> _DATA ROWS_:
______________________________

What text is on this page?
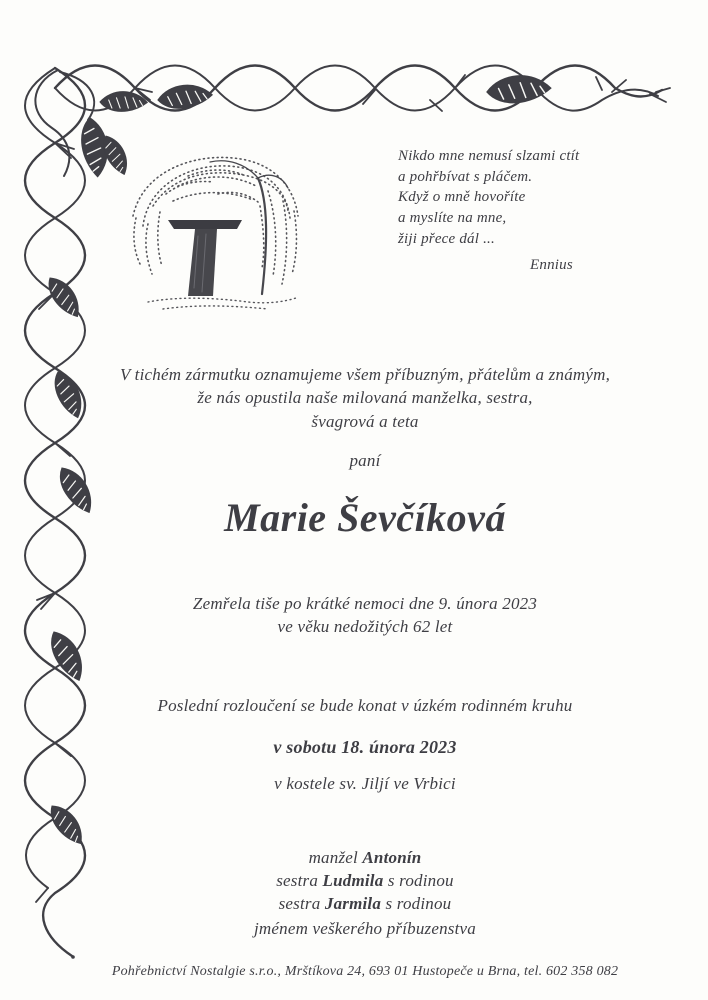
Nikdo mne nemusí slzami ctít
a pohřbívat s pláčem.
Když o mně hovoříte
a myslíte na mne,
žiji přece dál ...
Ennius
V tichém zármutku oznamujeme všem příbuzným, přátelům a známým,
že nás opustila naše milovaná manželka, sestra,
švagrová a teta
paní
Marie Ševčíková
Zemřela tiše po krátké nemoci dne 9. února 2023
ve věku nedožitých 62 let
Poslední rozloučení se bude konat v úzkém rodinném kruhu
v sobotu 18. února 2023
v kostele sv. Jiljí ve Vrbici
manžel Antonín
sestra Ludmila s rodinou
sestra Jarmila s rodinou
jménem veškerého příbuzenstva
Pohřebnictví Nostalgie s.r.o., Mrštíkova 24, 693 01 Hustopeče u Brna, tel. 602 358 082
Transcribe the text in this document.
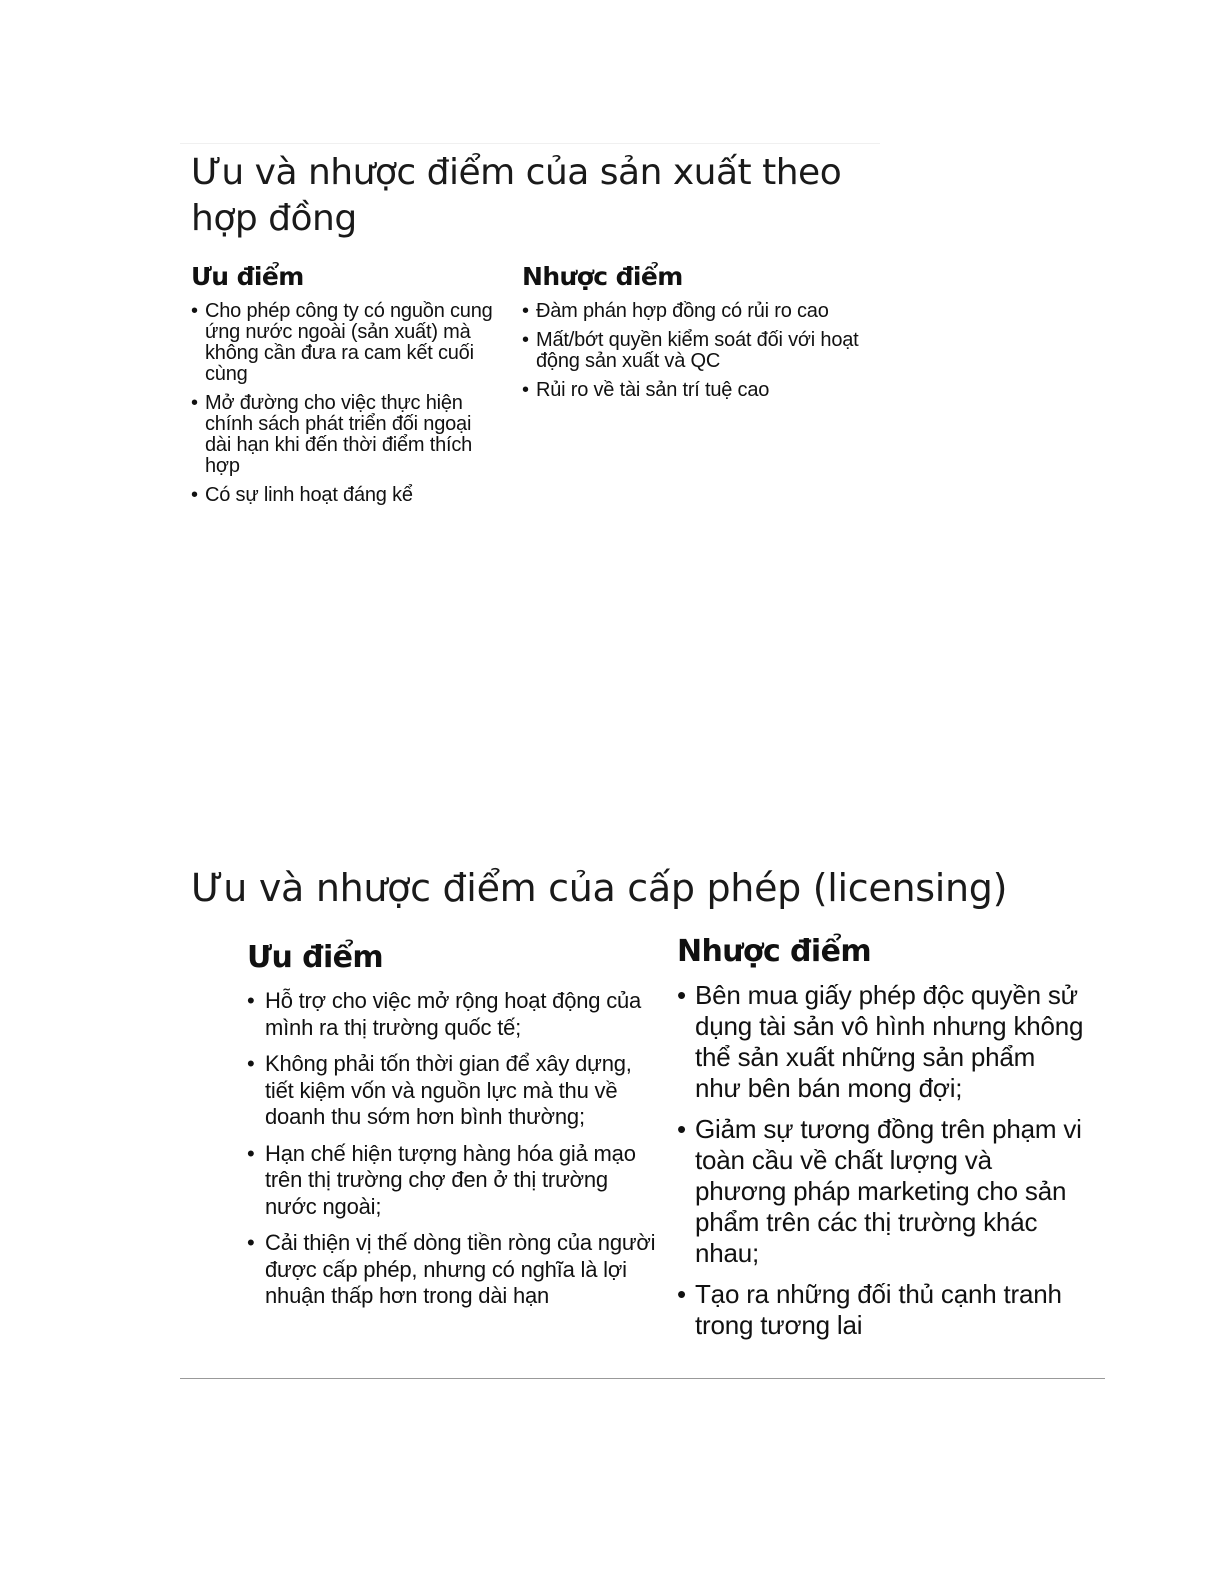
Ưu và nhược điểm của sản xuất theo hợp đồng
Ưu điểm
• Cho phép công ty có nguồn cung ứng nước ngoài (sản xuất) mà không cần đưa ra cam kết cuối cùng
• Mở đường cho việc thực hiện chính sách phát triển đối ngoại dài hạn khi đến thời điểm thích hợp
• Có sự linh hoạt đáng kể
Nhược điểm
• Đàm phán hợp đồng có rủi ro cao
• Mất/bớt quyền kiểm soát đối với hoạt động sản xuất và QC
• Rủi ro về tài sản trí tuệ cao
Ưu và nhược điểm của cấp phép (licensing)
Ưu điểm
• Hỗ trợ cho việc mở rộng hoạt động của mình ra thị trường quốc tế;
• Không phải tốn thời gian để xây dựng, tiết kiệm vốn và nguồn lực mà thu về doanh thu sớm hơn bình thường;
• Hạn chế hiện tượng hàng hóa giả mạo trên thị trường chợ đen ở thị trường nước ngoài;
• Cải thiện vị thế dòng tiền ròng của người được cấp phép, nhưng có nghĩa là lợi nhuận thấp hơn trong dài hạn
Nhược điểm
• Bên mua giấy phép độc quyền sử dụng tài sản vô hình nhưng không thể sản xuất những sản phẩm như bên bán mong đợi;
• Giảm sự tương đồng trên phạm vi toàn cầu về chất lượng và phương pháp marketing cho sản phẩm trên các thị trường khác nhau;
• Tạo ra những đối thủ cạnh tranh trong tương lai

______________________________

> _TASK OBJECTIVE_:
In the records above, find the lines containing "rodinou" and copy them.

> _FINISHED ANSWER_:
sestra Ludmila s rodinou
sestra Jarmila s rodinou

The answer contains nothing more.